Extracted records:
============================================================

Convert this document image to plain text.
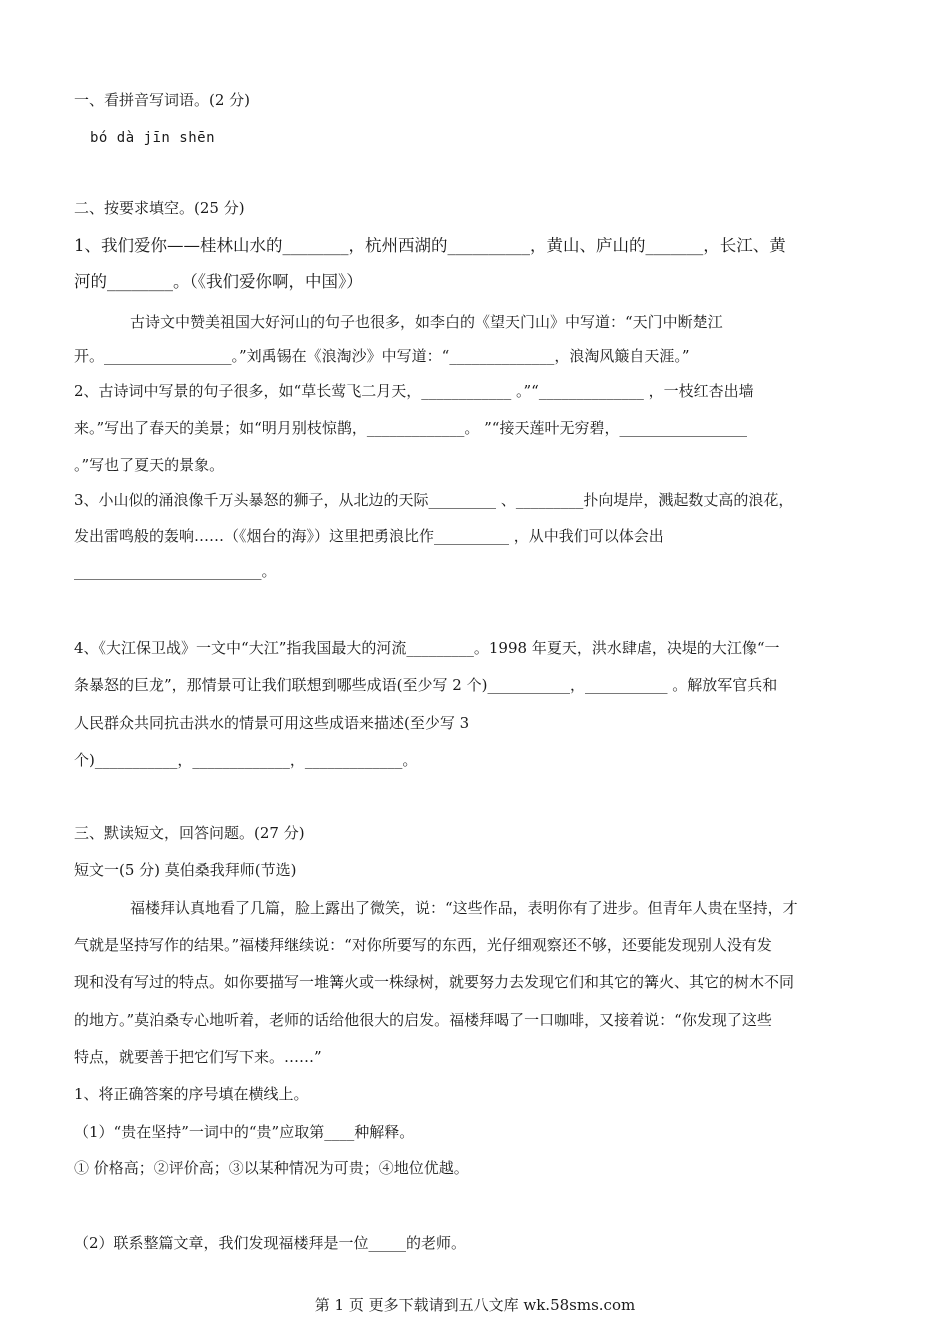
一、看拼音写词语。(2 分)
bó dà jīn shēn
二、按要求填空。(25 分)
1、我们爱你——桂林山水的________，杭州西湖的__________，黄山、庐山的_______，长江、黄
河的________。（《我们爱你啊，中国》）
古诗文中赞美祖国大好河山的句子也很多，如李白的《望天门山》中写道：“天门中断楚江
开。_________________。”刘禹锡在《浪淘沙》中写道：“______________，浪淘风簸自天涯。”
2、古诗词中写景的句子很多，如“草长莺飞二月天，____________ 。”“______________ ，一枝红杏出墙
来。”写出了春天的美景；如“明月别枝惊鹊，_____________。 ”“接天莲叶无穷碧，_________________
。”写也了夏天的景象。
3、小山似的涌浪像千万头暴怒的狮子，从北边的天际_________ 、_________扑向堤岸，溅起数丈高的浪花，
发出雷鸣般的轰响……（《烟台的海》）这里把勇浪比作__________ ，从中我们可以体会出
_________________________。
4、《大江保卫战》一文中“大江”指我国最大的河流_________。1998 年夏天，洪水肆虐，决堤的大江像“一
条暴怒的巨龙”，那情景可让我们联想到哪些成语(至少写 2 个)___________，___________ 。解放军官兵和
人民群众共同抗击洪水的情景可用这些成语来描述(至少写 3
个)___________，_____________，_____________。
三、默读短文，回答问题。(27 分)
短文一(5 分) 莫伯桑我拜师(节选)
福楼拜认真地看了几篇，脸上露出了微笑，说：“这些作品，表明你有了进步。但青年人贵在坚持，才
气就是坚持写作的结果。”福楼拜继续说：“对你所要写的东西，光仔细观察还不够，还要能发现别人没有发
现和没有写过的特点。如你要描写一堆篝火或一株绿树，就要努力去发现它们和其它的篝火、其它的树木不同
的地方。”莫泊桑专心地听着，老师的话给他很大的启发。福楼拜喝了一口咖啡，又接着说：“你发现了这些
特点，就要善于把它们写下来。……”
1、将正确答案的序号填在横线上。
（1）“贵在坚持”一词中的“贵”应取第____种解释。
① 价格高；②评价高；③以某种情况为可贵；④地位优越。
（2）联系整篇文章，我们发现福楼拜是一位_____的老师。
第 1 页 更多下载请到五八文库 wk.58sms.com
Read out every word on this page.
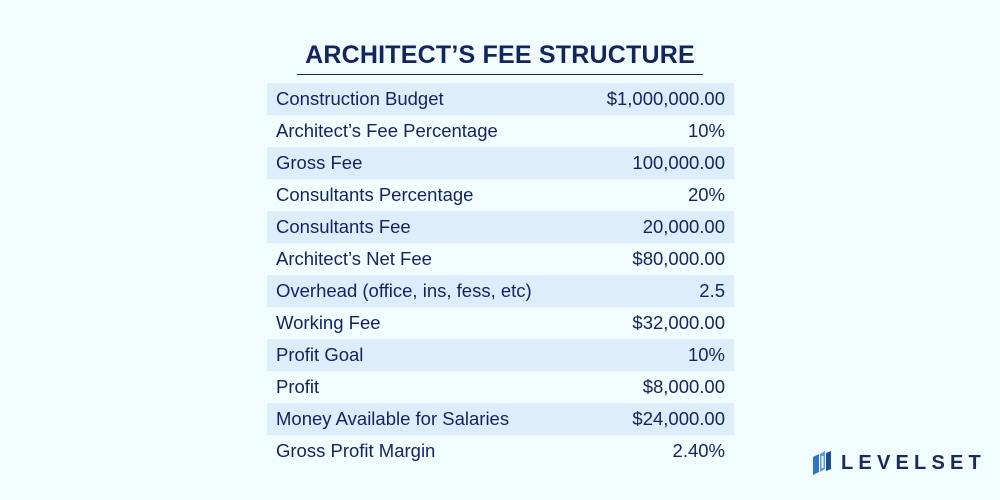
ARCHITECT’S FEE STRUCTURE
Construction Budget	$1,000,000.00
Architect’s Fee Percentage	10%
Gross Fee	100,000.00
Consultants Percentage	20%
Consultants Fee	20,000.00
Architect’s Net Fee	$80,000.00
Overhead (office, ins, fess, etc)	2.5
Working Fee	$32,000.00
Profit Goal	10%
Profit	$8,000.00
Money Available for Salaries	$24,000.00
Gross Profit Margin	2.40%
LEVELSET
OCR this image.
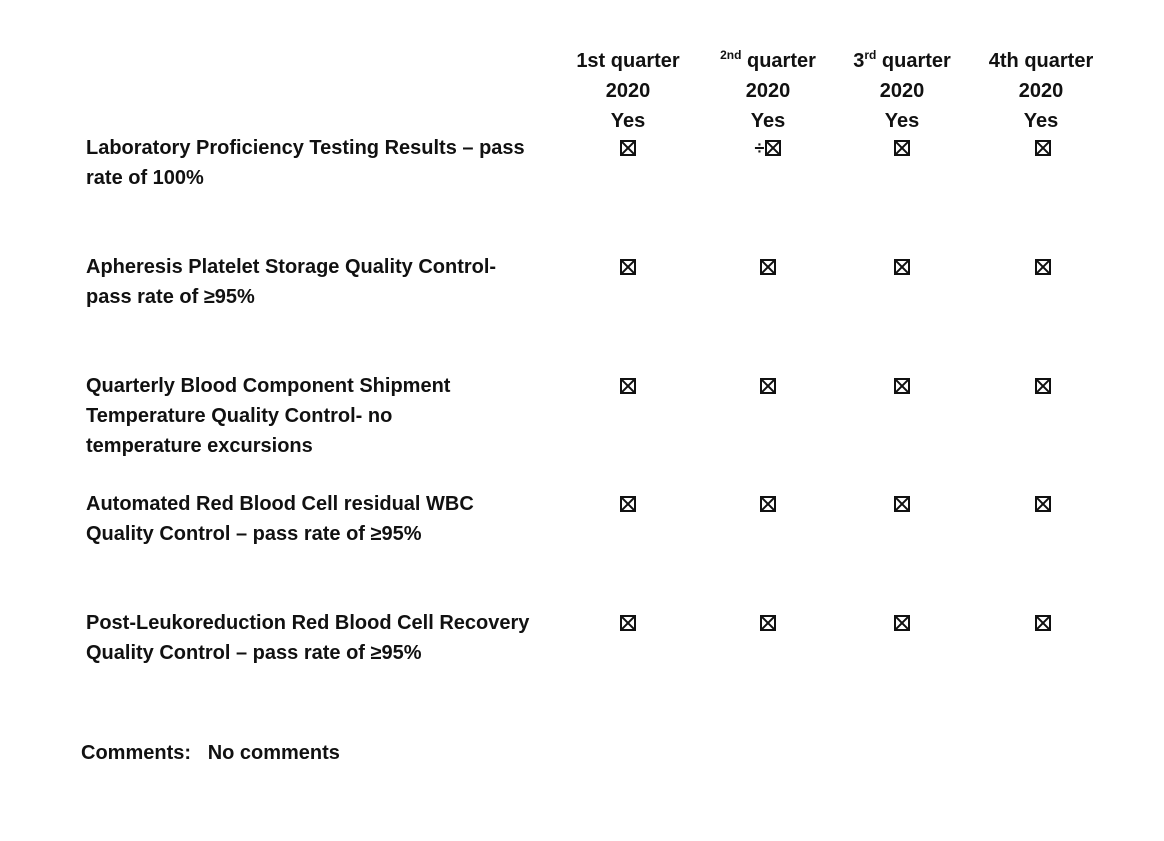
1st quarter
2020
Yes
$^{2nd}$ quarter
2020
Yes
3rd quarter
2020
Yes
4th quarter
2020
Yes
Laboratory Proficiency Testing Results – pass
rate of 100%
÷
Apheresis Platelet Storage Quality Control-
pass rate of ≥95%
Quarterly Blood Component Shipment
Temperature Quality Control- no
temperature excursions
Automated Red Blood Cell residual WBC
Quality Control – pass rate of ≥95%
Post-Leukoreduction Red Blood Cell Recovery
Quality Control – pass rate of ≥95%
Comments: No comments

============================================================

= TASK OBJECTIVE =
Without the pictures, copy the material exactly as given.

= FULL SOLUTION =
Convert this document image to plain text.
一、看拼音写词语。(2 分)
bó dà jīn shēn
二、按要求填空。(25 分)
1、我们爱你——桂林山水的________，杭州西湖的__________，黄山、庐山的_______，长江、黄
河的________。（《我们爱你啊，中国》）
古诗文中赞美祖国大好河山的句子也很多，如李白的《望天门山》中写道：“天门中断楚江
开。_________________。”刘禹锡在《浪淘沙》中写道：“______________，浪淘风簸自天涯。”
2、古诗词中写景的句子很多，如“草长莺飞二月天，____________ 。”“______________ ，一枝红杏出墙
来。”写出了春天的美景；如“明月别枝惊鹊，_____________。 ”“接天莲叶无穷碧，_________________
。”写也了夏天的景象。
3、小山似的涌浪像千万头暴怒的狮子，从北边的天际_________ 、_________扑向堤岸，溅起数丈高的浪花，
发出雷鸣般的轰响……（《烟台的海》）这里把勇浪比作__________ ，从中我们可以体会出
_________________________。
4、《大江保卫战》一文中“大江”指我国最大的河流_________。1998 年夏天，洪水肆虐，决堤的大江像“一
条暴怒的巨龙”，那情景可让我们联想到哪些成语(至少写 2 个)___________，___________ 。解放军官兵和
人民群众共同抗击洪水的情景可用这些成语来描述(至少写 3
个)___________，_____________，_____________。
三、默读短文，回答问题。(27 分)
短文一(5 分) 莫伯桑我拜师(节选)
福楼拜认真地看了几篇，脸上露出了微笑，说：“这些作品，表明你有了进步。但青年人贵在坚持，才
气就是坚持写作的结果。”福楼拜继续说：“对你所要写的东西，光仔细观察还不够，还要能发现别人没有发
现和没有写过的特点。如你要描写一堆篝火或一株绿树，就要努力去发现它们和其它的篝火、其它的树木不同
的地方。”莫泊桑专心地听着，老师的话给他很大的启发。福楼拜喝了一口咖啡，又接着说：“你发现了这些
特点，就要善于把它们写下来。……”
1、将正确答案的序号填在横线上。
（1）“贵在坚持”一词中的“贵”应取第____种解释。
① 价格高；②评价高；③以某种情况为可贵；④地位优越。
（2）联系整篇文章，我们发现福楼拜是一位_____的老师。
第 1 页 更多下载请到五八文库 wk.58sms.com
Read out every word on this page.
ARCHITECT’S FEE STRUCTURE
Construction Budget	$1,000,000.00
Architect’s Fee Percentage	10%
Gross Fee	100,000.00
Consultants Percentage	20%
Consultants Fee	20,000.00
Architect’s Net Fee	$80,000.00
Overhead (office, ins, fess, etc)	2.5
Working Fee	$32,000.00
Profit Goal	10%
Profit	$8,000.00
Money Available for Salaries	$24,000.00
Gross Profit Margin	2.40%
LEVELSET
OCR this image.
1st quarter
2020
Yes
$^{2nd}$ quarter
2020
Yes
3rd quarter
2020
Yes
4th quarter
2020
Yes
Laboratory Proficiency Testing Results – pass
rate of 100%
÷
Apheresis Platelet Storage Quality Control-
pass rate of ≥95%
Quarterly Blood Component Shipment
Temperature Quality Control- no
temperature excursions
Automated Red Blood Cell residual WBC
Quality Control – pass rate of ≥95%
Post-Leukoreduction Red Blood Cell Recovery
Quality Control – pass rate of ≥95%
Comments: No comments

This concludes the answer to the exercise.